Items from a figure collection:
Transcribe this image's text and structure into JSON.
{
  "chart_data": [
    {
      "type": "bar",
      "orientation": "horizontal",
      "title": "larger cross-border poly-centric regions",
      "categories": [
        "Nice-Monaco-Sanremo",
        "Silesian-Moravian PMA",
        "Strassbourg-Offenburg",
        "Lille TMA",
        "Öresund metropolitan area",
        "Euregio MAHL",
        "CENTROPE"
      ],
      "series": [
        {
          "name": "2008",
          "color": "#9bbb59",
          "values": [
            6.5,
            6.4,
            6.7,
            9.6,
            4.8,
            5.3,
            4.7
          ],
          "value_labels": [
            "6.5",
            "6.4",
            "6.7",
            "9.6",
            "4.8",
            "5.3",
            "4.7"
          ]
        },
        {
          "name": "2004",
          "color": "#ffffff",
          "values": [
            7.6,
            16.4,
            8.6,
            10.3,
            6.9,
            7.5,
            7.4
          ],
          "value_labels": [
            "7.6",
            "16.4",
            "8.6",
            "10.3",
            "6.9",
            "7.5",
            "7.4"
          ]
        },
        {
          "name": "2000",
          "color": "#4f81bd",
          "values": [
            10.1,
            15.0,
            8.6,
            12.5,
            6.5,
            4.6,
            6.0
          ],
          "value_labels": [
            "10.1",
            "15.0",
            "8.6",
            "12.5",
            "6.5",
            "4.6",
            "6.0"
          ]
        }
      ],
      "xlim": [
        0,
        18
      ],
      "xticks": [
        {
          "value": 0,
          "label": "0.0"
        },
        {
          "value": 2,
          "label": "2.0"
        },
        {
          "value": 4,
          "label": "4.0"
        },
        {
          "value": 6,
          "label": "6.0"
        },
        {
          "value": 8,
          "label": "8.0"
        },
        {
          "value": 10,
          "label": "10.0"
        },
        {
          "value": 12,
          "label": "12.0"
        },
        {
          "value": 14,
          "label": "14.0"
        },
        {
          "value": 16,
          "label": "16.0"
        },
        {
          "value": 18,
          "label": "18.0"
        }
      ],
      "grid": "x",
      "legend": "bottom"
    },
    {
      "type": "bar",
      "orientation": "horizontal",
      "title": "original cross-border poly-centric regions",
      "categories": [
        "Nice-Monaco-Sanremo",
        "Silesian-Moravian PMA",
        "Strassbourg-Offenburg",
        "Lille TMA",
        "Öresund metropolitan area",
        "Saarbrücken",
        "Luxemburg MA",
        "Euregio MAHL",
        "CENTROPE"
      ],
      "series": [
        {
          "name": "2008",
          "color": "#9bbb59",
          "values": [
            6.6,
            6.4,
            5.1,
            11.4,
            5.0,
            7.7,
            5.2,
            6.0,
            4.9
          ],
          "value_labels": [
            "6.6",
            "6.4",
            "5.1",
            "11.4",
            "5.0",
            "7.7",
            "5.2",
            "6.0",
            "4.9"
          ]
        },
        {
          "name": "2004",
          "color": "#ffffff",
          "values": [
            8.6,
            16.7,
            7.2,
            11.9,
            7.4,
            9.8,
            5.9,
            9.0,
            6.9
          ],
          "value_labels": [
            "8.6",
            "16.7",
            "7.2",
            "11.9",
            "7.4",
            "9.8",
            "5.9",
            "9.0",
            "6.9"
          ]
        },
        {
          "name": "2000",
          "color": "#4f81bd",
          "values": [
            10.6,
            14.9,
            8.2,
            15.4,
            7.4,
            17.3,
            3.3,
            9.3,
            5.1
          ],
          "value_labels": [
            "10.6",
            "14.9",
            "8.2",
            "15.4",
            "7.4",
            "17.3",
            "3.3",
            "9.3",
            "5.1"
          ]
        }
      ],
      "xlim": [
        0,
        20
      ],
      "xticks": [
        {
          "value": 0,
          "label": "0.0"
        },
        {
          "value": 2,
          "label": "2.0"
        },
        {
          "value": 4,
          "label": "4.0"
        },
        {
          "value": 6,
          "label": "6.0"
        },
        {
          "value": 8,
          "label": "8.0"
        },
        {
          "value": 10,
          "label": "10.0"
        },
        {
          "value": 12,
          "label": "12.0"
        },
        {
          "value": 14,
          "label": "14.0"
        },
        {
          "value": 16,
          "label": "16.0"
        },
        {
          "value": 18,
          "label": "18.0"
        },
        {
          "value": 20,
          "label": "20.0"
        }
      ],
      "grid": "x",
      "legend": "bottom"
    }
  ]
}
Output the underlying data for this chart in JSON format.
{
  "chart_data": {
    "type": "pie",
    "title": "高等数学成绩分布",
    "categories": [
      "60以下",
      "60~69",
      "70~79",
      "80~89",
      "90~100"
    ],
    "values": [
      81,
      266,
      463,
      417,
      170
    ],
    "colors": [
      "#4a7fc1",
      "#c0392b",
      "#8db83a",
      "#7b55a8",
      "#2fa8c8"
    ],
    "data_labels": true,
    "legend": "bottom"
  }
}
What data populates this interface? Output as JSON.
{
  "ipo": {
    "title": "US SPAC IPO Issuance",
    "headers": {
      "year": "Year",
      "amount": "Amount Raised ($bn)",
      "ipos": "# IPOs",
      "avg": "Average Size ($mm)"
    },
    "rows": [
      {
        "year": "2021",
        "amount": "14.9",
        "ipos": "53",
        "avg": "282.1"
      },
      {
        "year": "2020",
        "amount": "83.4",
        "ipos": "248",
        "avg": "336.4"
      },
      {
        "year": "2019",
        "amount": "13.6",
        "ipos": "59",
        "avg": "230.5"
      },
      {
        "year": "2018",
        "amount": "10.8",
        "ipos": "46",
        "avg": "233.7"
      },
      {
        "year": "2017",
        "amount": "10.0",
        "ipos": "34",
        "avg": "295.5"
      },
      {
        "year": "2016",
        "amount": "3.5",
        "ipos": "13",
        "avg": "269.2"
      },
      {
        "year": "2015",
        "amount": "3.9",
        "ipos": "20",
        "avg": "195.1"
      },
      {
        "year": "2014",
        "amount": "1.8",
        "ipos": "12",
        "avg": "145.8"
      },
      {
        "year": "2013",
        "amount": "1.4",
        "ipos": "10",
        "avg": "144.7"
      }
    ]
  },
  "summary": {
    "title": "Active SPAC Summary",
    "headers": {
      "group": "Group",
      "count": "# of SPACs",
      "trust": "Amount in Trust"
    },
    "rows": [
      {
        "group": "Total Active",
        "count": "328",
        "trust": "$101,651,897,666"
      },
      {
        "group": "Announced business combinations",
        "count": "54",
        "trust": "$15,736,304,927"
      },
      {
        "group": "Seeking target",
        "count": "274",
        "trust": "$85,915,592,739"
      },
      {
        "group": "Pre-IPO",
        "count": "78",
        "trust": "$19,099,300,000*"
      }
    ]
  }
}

Required work: Read the entries and show each line that mentions "regions".

Full response:
      "title": "larger cross-border poly-centric regions",
      "title": "original cross-border poly-centric regions",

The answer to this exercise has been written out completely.